To be done - Report, as a bare number, how many lines contain the string "ylabel".

Provided information -

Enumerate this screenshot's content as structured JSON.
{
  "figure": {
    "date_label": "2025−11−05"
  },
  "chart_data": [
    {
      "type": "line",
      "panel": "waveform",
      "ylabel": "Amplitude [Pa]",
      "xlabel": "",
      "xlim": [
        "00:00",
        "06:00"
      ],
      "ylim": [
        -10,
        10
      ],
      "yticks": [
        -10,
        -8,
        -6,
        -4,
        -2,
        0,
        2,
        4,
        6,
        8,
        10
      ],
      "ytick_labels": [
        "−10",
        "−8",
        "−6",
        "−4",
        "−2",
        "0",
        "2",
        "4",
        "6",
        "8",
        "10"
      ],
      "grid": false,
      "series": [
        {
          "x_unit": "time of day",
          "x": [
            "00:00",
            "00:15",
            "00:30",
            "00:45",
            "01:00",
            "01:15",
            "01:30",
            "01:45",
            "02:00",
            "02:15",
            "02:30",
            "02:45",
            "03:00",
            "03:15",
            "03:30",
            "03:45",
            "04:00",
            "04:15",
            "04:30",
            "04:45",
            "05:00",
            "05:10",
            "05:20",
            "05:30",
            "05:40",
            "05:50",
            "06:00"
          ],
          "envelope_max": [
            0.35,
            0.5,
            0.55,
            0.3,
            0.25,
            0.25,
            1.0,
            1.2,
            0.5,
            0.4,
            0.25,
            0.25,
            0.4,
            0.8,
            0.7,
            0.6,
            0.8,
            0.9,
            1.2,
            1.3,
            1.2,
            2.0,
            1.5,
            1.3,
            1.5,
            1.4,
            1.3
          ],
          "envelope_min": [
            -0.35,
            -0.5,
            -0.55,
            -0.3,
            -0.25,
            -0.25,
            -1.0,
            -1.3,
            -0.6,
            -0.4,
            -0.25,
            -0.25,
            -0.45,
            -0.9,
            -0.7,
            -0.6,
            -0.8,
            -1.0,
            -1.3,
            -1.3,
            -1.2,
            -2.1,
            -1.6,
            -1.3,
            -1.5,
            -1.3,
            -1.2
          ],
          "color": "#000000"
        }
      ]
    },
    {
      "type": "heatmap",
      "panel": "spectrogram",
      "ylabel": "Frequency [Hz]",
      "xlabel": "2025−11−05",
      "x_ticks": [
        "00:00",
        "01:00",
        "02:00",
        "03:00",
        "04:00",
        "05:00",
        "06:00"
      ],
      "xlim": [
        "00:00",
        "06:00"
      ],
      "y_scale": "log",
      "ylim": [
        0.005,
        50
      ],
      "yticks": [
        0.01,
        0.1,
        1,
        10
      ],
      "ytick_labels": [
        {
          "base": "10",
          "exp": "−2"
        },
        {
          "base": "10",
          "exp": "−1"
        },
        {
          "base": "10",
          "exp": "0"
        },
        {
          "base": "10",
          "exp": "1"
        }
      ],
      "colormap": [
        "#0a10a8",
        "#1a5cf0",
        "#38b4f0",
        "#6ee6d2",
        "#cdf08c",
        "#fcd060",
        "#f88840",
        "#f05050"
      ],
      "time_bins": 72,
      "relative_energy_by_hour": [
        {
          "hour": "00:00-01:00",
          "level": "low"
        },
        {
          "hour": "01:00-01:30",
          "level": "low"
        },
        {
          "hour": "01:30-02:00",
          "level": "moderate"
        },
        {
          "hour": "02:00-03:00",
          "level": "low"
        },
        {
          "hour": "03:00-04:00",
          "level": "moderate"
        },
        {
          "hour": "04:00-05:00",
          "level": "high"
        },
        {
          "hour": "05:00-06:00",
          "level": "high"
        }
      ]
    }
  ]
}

Result - 2